START DATA LINES

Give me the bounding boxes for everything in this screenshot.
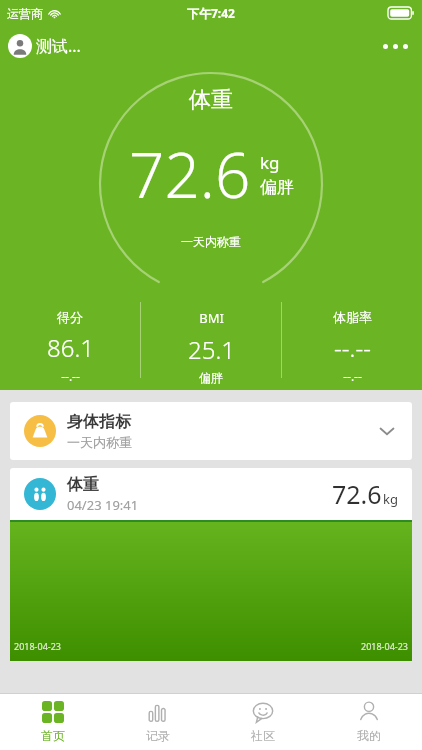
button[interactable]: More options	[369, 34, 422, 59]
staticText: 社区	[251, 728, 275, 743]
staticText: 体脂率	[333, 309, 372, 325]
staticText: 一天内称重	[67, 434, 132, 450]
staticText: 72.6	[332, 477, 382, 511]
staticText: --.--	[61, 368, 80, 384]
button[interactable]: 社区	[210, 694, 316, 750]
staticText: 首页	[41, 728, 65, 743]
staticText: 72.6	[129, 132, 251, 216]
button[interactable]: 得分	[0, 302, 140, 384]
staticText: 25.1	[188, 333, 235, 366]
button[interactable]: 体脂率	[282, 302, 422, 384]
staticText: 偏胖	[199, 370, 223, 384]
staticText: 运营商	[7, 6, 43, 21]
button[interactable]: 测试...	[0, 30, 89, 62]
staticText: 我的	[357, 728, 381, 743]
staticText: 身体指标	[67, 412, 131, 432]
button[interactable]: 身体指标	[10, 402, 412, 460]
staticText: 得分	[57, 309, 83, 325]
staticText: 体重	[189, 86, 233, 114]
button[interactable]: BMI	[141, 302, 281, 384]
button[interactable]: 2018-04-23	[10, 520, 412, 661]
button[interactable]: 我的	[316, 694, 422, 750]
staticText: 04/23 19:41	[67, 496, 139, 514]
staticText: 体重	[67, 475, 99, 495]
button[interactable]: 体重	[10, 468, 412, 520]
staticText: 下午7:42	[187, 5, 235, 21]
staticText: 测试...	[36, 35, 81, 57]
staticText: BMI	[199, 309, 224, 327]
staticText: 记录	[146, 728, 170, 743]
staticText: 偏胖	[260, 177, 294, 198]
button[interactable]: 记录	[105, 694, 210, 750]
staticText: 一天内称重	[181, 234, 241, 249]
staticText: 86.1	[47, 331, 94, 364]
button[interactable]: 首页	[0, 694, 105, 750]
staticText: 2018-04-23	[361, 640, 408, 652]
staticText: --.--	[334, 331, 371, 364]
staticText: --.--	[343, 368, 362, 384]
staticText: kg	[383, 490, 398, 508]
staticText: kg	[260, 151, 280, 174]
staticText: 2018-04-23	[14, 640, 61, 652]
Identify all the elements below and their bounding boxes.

END DATA LINES
START DATA LINES

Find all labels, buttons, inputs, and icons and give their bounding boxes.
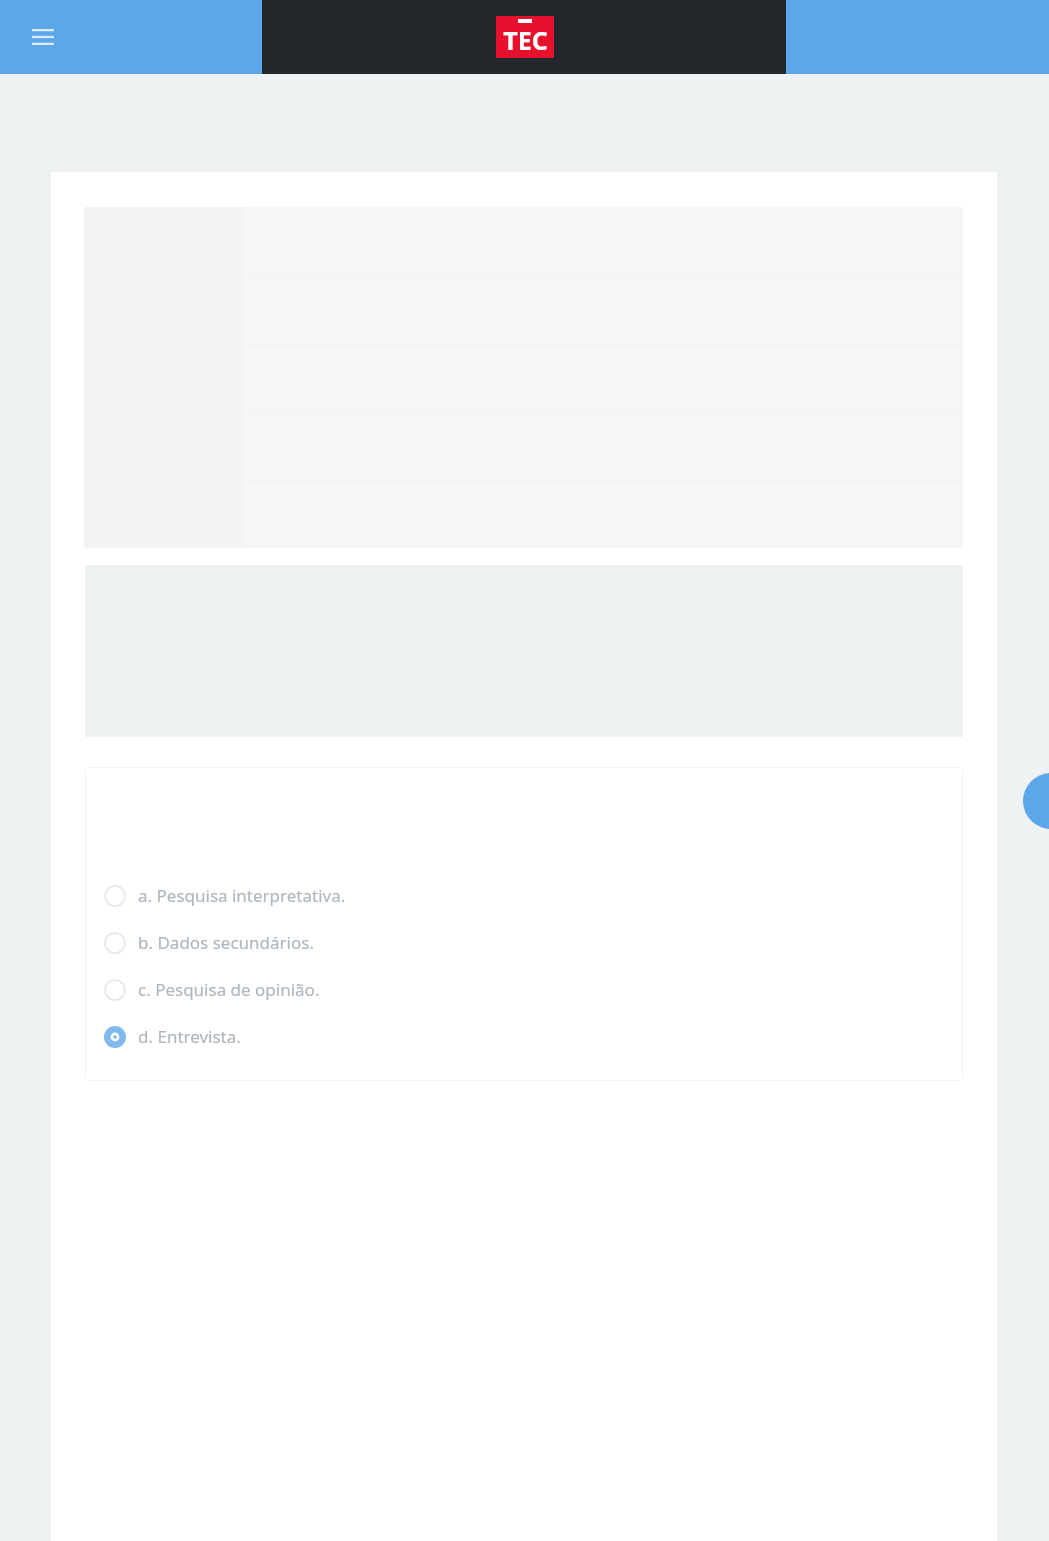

END DATA LINES

▶ AIM OF THE EXERCISE
Reproduce the part of the data that opens with the line containing "Give me the" and closes with the line containing "Identify all the", putting "label" wherever "staticText" appears and changing nothing else. Leave the pictures out of your answer.

▶ FULL ANSWER
Give me the bounding boxes for everything in this screenshot.
button[interactable]: More options	[369, 34, 422, 59]
label: 社区	[251, 728, 275, 743]
label: 体脂率	[333, 309, 372, 325]
label: 一天内称重	[67, 434, 132, 450]
label: 72.6	[332, 477, 382, 511]
label: --.--	[61, 368, 80, 384]
button[interactable]: 社区	[210, 694, 316, 750]
label: 首页	[41, 728, 65, 743]
label: 72.6	[129, 132, 251, 216]
button[interactable]: 得分	[0, 302, 140, 384]
label: 25.1	[188, 333, 235, 366]
button[interactable]: 体脂率	[282, 302, 422, 384]
label: 偏胖	[199, 370, 223, 384]
label: 运营商	[7, 6, 43, 21]
button[interactable]: 测试...	[0, 30, 89, 62]
label: 我的	[357, 728, 381, 743]
label: 身体指标	[67, 412, 131, 432]
button[interactable]: 身体指标	[10, 402, 412, 460]
label: 得分	[57, 309, 83, 325]
label: 体重	[189, 86, 233, 114]
button[interactable]: BMI	[141, 302, 281, 384]
button[interactable]: 2018-04-23	[10, 520, 412, 661]
button[interactable]: 我的	[316, 694, 422, 750]
label: 04/23 19:41	[67, 496, 139, 514]
label: 体重	[67, 475, 99, 495]
button[interactable]: 体重	[10, 468, 412, 520]
label: 下午7:42	[187, 5, 235, 21]
label: 测试...	[36, 35, 81, 57]
label: BMI	[199, 309, 224, 327]
label: 记录	[146, 728, 170, 743]
label: 偏胖	[260, 177, 294, 198]
button[interactable]: 记录	[105, 694, 210, 750]
label: 一天内称重	[181, 234, 241, 249]
label: 86.1	[47, 331, 94, 364]
button[interactable]: 首页	[0, 694, 105, 750]
label: 2018-04-23	[361, 640, 408, 652]
label: --.--	[334, 331, 371, 364]
label: --.--	[343, 368, 362, 384]
label: kg	[383, 490, 398, 508]
label: kg	[260, 151, 280, 174]
label: 2018-04-23	[14, 640, 61, 652]
Identify all the elements below and their bounding boxes.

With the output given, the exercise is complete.